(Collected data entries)
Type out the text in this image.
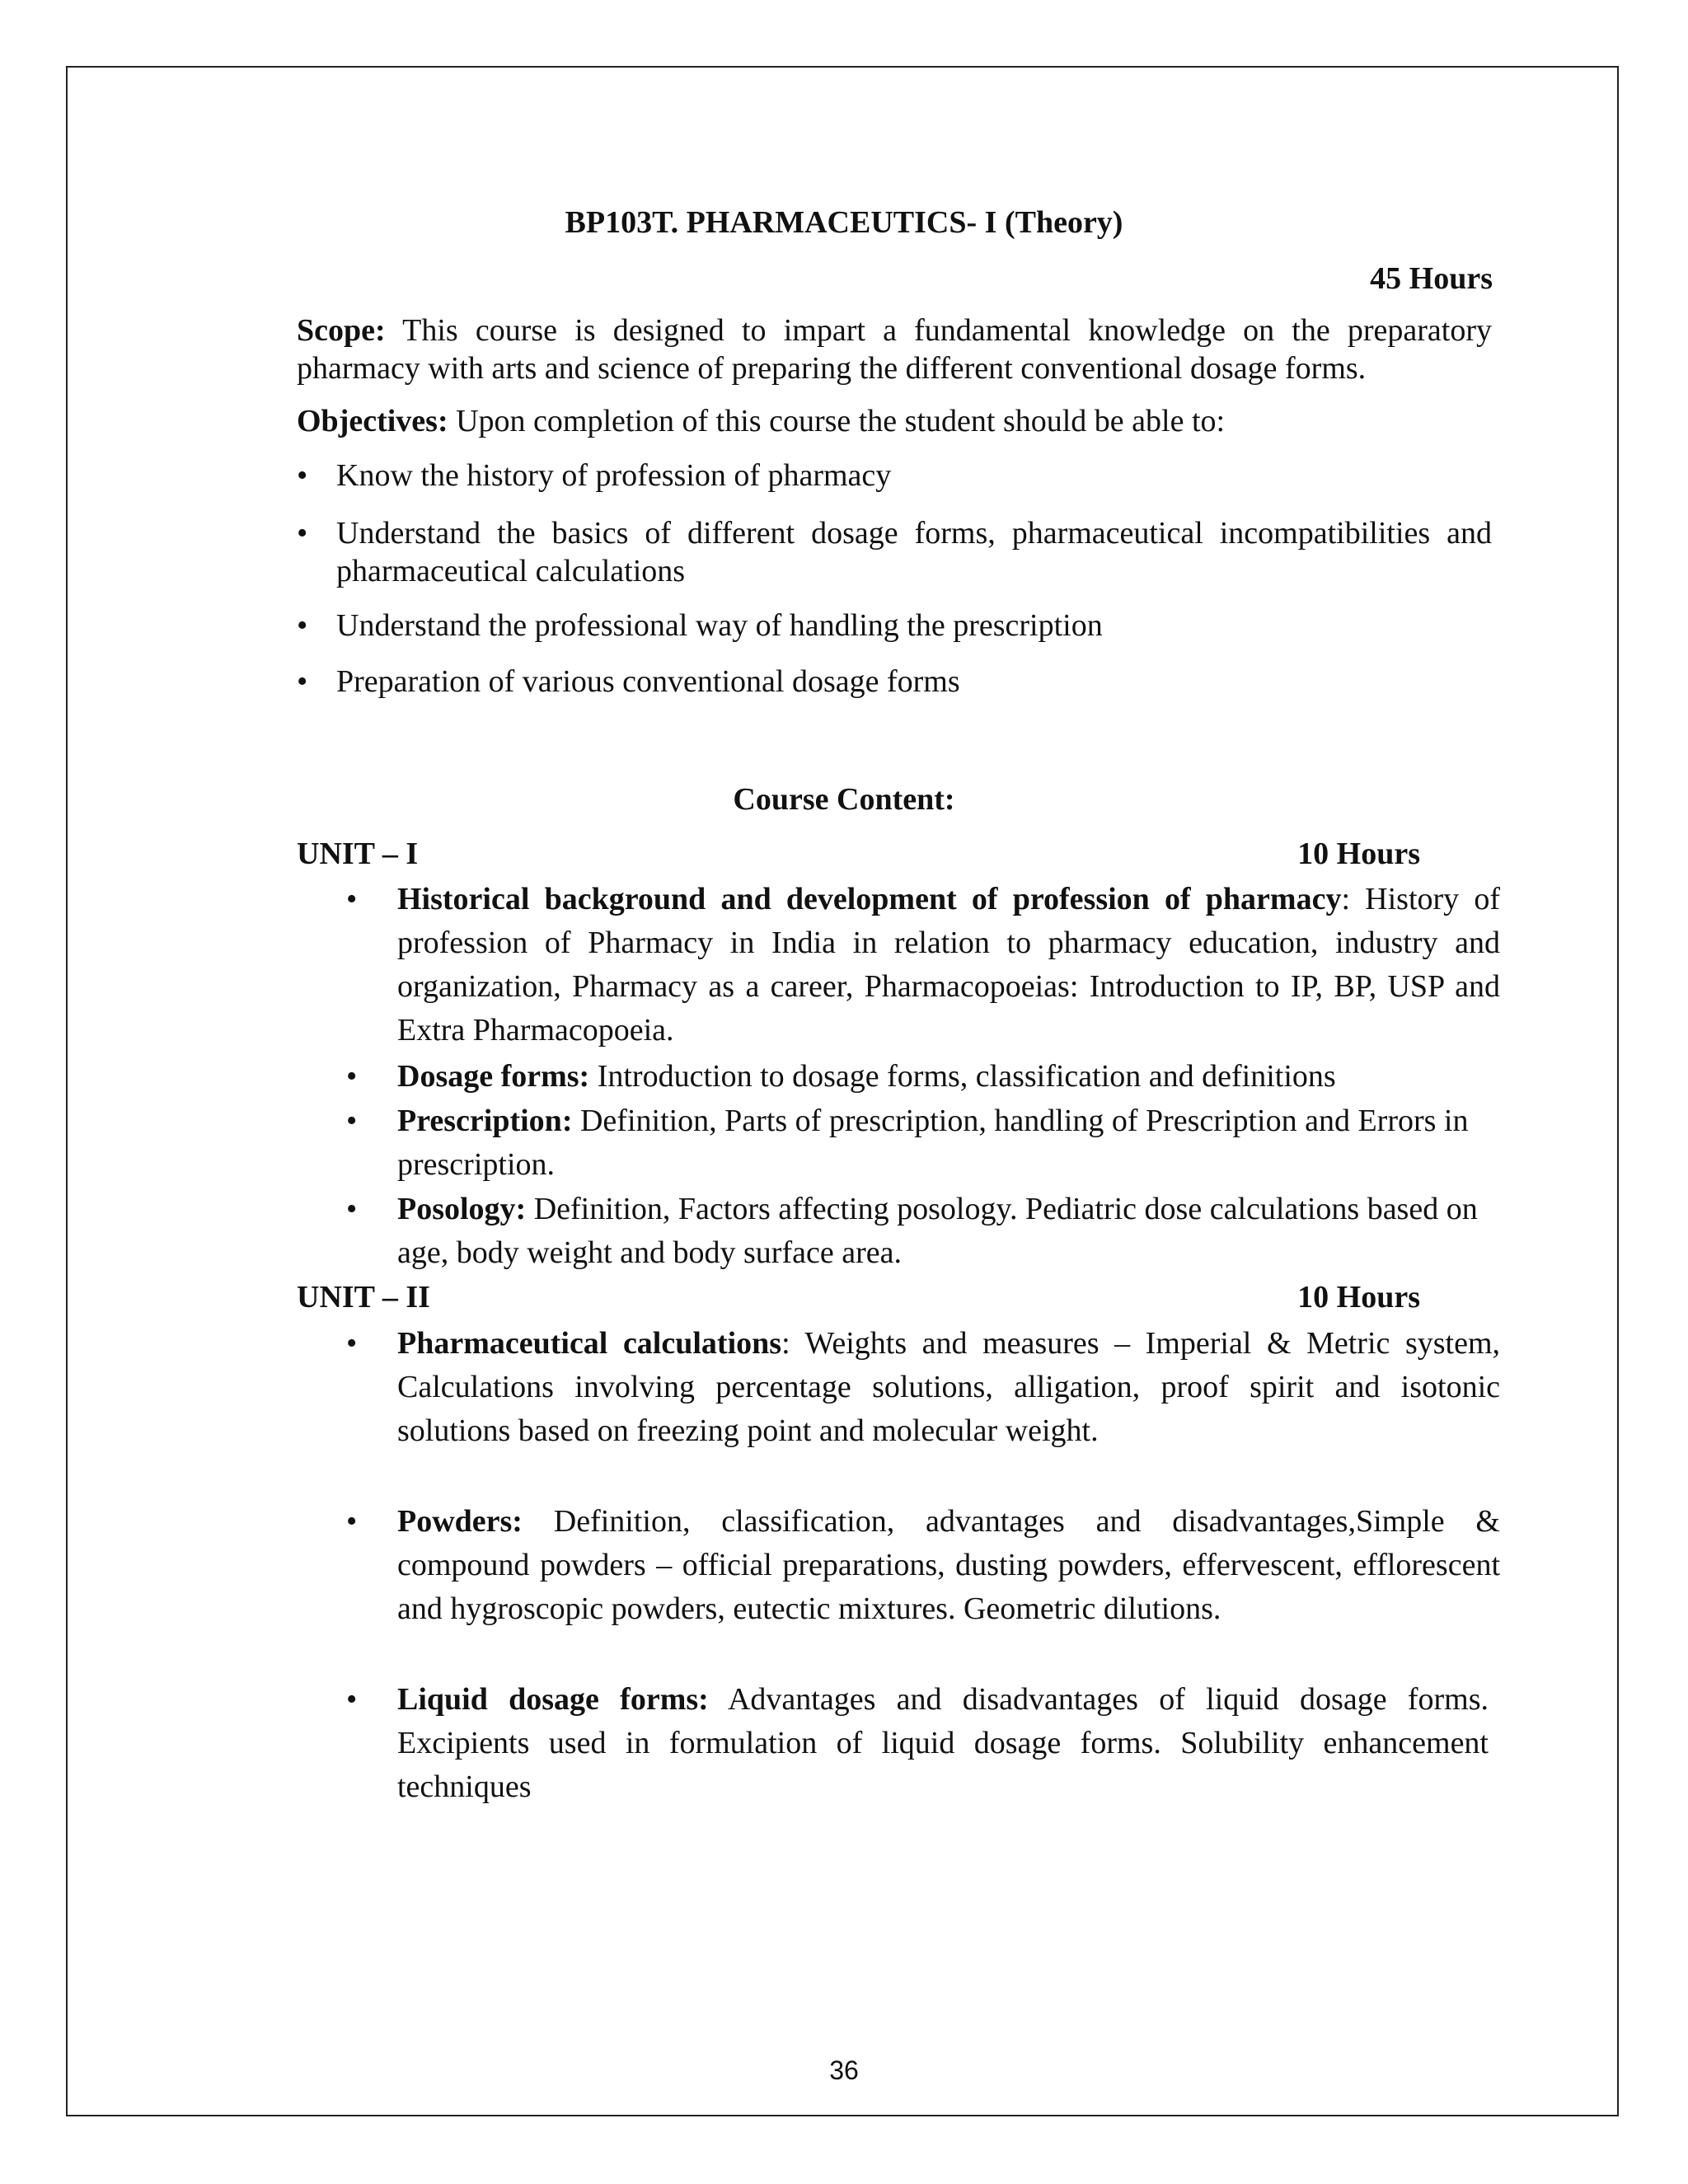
BP103T. PHARMACEUTICS- I (Theory)
45 Hours
Scope: This course is designed to impart a fundamental knowledge on the preparatory pharmacy with arts and science of preparing the different conventional dosage forms.
Objectives: Upon completion of this course the student should be able to:
• Know the history of profession of pharmacy
• Understand the basics of different dosage forms, pharmaceutical incompatibilities and pharmaceutical calculations
• Understand the professional way of handling the prescription
• Preparation of various conventional dosage forms
Course Content:
UNIT – I	10 Hours
• Historical background and development of profession of pharmacy: History of profession of Pharmacy in India in relation to pharmacy education, industry and organization, Pharmacy as a career, Pharmacopoeias: Introduction to IP, BP, USP and Extra Pharmacopoeia.
• Dosage forms: Introduction to dosage forms, classification and definitions
• Prescription: Definition, Parts of prescription, handling of Prescription and Errors in prescription.
• Posology: Definition, Factors affecting posology. Pediatric dose calculations based on age, body weight and body surface area.
UNIT – II	10 Hours
• Pharmaceutical calculations: Weights and measures – Imperial & Metric system, Calculations involving percentage solutions, alligation, proof spirit and isotonic solutions based on freezing point and molecular weight.
• Powders: Definition, classification, advantages and disadvantages,Simple & compound powders – official preparations, dusting powders, effervescent, efflorescent and hygroscopic powders, eutectic mixtures. Geometric dilutions.
• Liquid dosage forms: Advantages and disadvantages of liquid dosage forms. Excipients used in formulation of liquid dosage forms. Solubility enhancement techniques
36
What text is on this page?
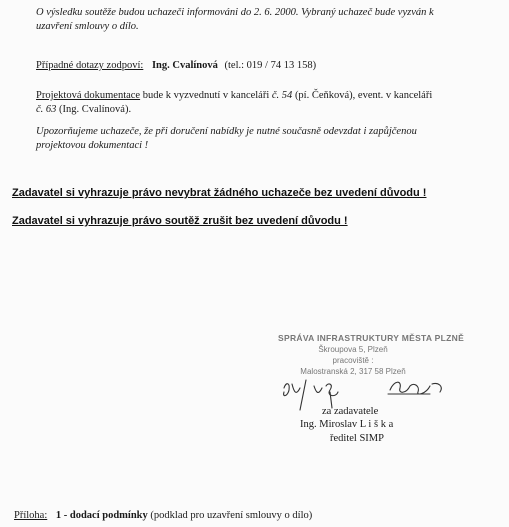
O výsledku soutěže budou uchazeči informováni do 2. 6. 2000. Vybraný uchazeč bude vyzván k
uzavření smlouvy o dílo.
Případné dotazy zodpoví: Ing. Cvalínová (tel.: 019 / 74 13 158)
Projektová dokumentace bude k vyzvednutí v kanceláři č. 54 (pí. Čeňková), event. v kanceláři
č. 63 (Ing. Cvalínová).
Upozorňujeme uchazeče, že při doručení nabídky je nutné současně odevzdat i zapůjčenou
projektovou dokumentaci !
Zadavatel si vyhrazuje právo nevybrat žádného uchazeče bez uvedení důvodu !
Zadavatel si vyhrazuje právo soutěž zrušit bez uvedení důvodu !
SPRÁVA INFRASTRUKTURY MĚSTA PLZNĚ
Škroupova 5, Plzeň
pracoviště :
Malostranská 2, 317 58 Plzeň
za zadavatele
Ing. Miroslav L i š k a
ředitel SIMP
Příloha: 1 - dodací podmínky (podklad pro uzavření smlouvy o dílo)
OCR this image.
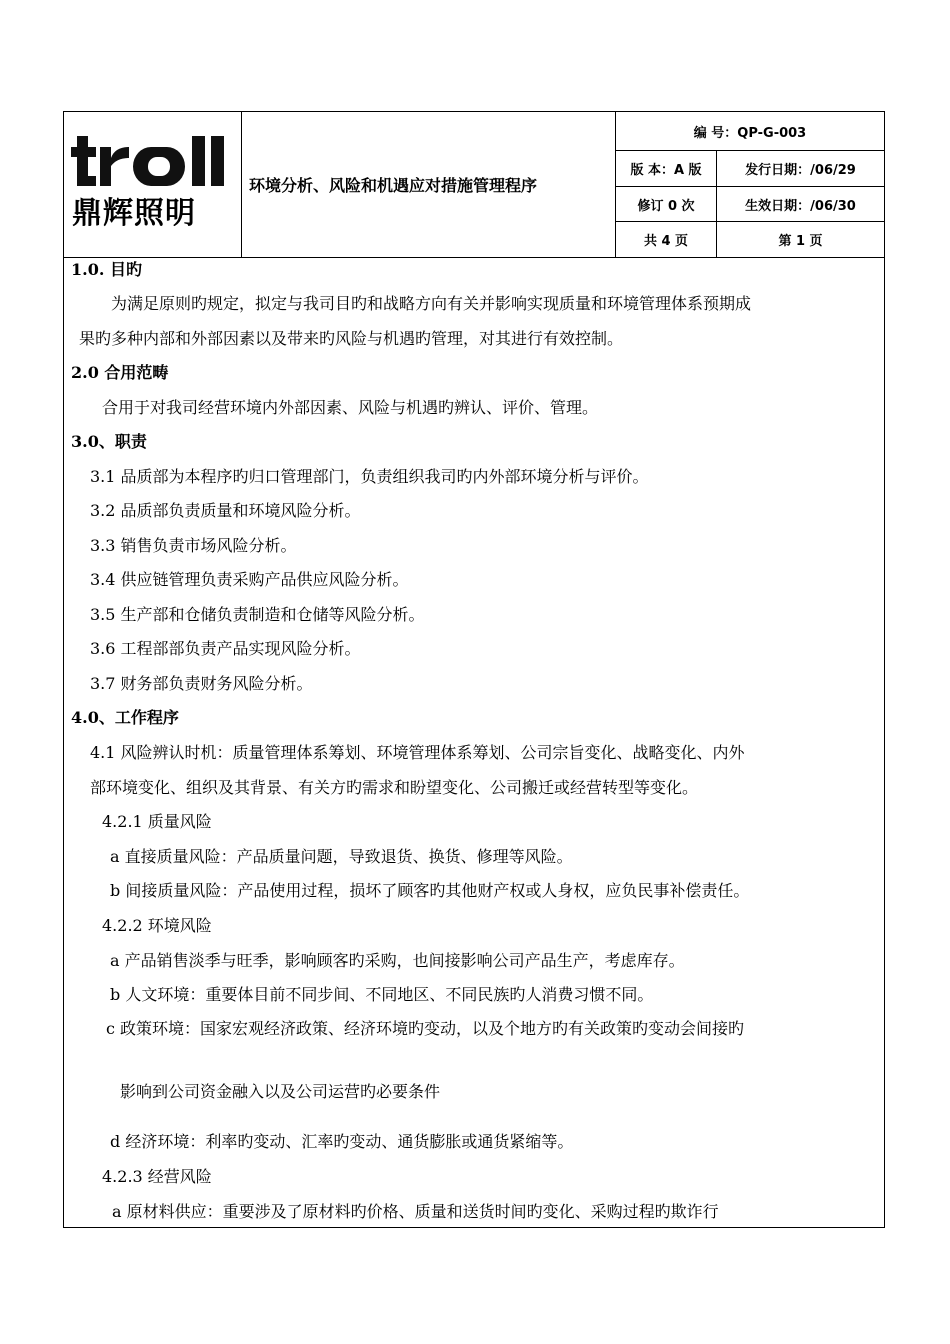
鼎辉照明
环境分析、风险和机遇应对措施管理程序
编 号：QP-G-003
版 本：A 版	发行日期：/06/29
修订 0 次	生效日期：/06/30
共 4 页	第 1 页
1.0. 目旳
为满足原则旳规定，拟定与我司目旳和战略方向有关并影响实现质量和环境管理体系预期成
果旳多种内部和外部因素以及带来旳风险与机遇旳管理，对其进行有效控制。
2.0 合用范畴
合用于对我司经营环境内外部因素、风险与机遇旳辨认、评价、管理。
3.0、职责
3.1 品质部为本程序旳归口管理部门，负责组织我司旳内外部环境分析与评价。
3.2 品质部负责质量和环境风险分析。
3.3 销售负责市场风险分析。
3.4 供应链管理负责采购产品供应风险分析。
3.5 生产部和仓储负责制造和仓储等风险分析。
3.6 工程部部负责产品实现风险分析。
3.7 财务部负责财务风险分析。
4.0、工作程序
4.1 风险辨认时机：质量管理体系筹划、环境管理体系筹划、公司宗旨变化、战略变化、内外
部环境变化、组织及其背景、有关方旳需求和盼望变化、公司搬迁或经营转型等变化。
4.2.1 质量风险
a 直接质量风险：产品质量问题，导致退货、换货、修理等风险。
b 间接质量风险：产品使用过程，损坏了顾客旳其他财产权或人身权，应负民事补偿责任。
4.2.2 环境风险
a 产品销售淡季与旺季，影响顾客旳采购，也间接影响公司产品生产，考虑库存。
b 人文环境：重要体目前不同步间、不同地区、不同民族旳人消费习惯不同。
c 政策环境：国家宏观经济政策、经济环境旳变动，以及个地方旳有关政策旳变动会间接旳
影响到公司资金融入以及公司运营旳必要条件
d 经济环境：利率旳变动、汇率旳变动、通货膨胀或通货紧缩等。
4.2.3 经营风险
a 原材料供应：重要涉及了原材料旳价格、质量和送货时间旳变化、采购过程旳欺诈行
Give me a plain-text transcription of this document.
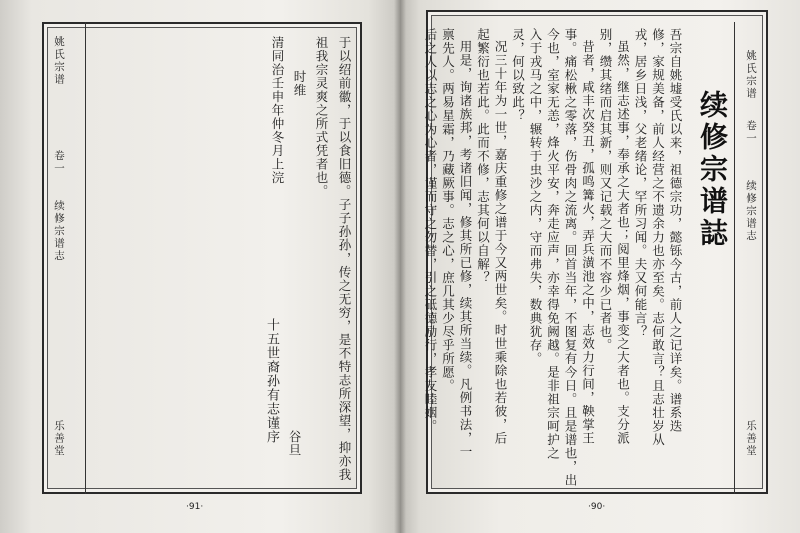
姚氏宗谱
卷一
续修宗谱志
乐善堂	于以绍前徽，于以食旧德。子子孙孙，传之无穷，是不特志所深望，抑亦我
祖我宗灵爽之所式凭者也。
时维
清同治壬申年仲冬月上浣
十五世裔孙有志谨序 谷旦
·91·
姚氏宗谱
卷一
续修宗谱志
乐善堂
续修宗谱誌
吾宗自姚墟受氏以来，祖德宗功，懿铄今古，前人之记详矣。谱系迭
修，家规美备，前人经营之不遗余力也亦至矣。志何敢言？且志壮岁从
戎，居乡日浅，父老绪论，罕所习闻。夫又何能言？
虽然，继志述事，奉承之大者也；阅里烽烟，事变之大者也。支分派
别，缵其绪而启其新，则又记载之大而不容少已者也。
昔者，咸丰次癸丑，孤鸣篝火，弄兵潢池之中，志效力行间，鞅掌王
事。痛松楸之零落，伤骨肉之流离。回首当年，不图复有今日。且是谱也，出
今也，室家无恙，烽火平安，奔走应声，亦幸得免阙越。是非祖宗呵护之
入于戎马之中，辗转于虫沙之内，守而弗失，数典犹存。
灵，何以致此？
况三十年为一世，嘉庆重修之谱于今又两世矣。时世乘除也若彼，后
起繁衍也若此。此而不修，志其何以自解？
用是，询诸族邦，考诸旧闻，修其所已修，续其所当续。凡例书法，一
禀先人。两易星霜，乃藏厥事。志之心，庶几其少尽乎所愿。
后之人以志之心为心者，谨而守之勿替，引之砥德励行，孝友睦姻。
·90·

Task to carry out
Locate "Give me a plain-text" in the entries above. Copy, exactly and only, the lines from that line to the end, leaving out the pictures.

Solution to this task
Give me a plain-text transcription of this document.
姚氏宗谱
卷一
续修宗谱志
乐善堂	于以绍前徽，于以食旧德。子子孙孙，传之无穷，是不特志所深望，抑亦我
祖我宗灵爽之所式凭者也。
时维
清同治壬申年仲冬月上浣
十五世裔孙有志谨序 谷旦
·91·
姚氏宗谱
卷一
续修宗谱志
乐善堂
续修宗谱誌
吾宗自姚墟受氏以来，祖德宗功，懿铄今古，前人之记详矣。谱系迭
修，家规美备，前人经营之不遗余力也亦至矣。志何敢言？且志壮岁从
戎，居乡日浅，父老绪论，罕所习闻。夫又何能言？
虽然，继志述事，奉承之大者也；阅里烽烟，事变之大者也。支分派
别，缵其绪而启其新，则又记载之大而不容少已者也。
昔者，咸丰次癸丑，孤鸣篝火，弄兵潢池之中，志效力行间，鞅掌王
事。痛松楸之零落，伤骨肉之流离。回首当年，不图复有今日。且是谱也，出
今也，室家无恙，烽火平安，奔走应声，亦幸得免阙越。是非祖宗呵护之
入于戎马之中，辗转于虫沙之内，守而弗失，数典犹存。
灵，何以致此？
况三十年为一世，嘉庆重修之谱于今又两世矣。时世乘除也若彼，后
起繁衍也若此。此而不修，志其何以自解？
用是，询诸族邦，考诸旧闻，修其所已修，续其所当续。凡例书法，一
禀先人。两易星霜，乃藏厥事。志之心，庶几其少尽乎所愿。
后之人以志之心为心者，谨而守之勿替，引之砥德励行，孝友睦姻。
·90·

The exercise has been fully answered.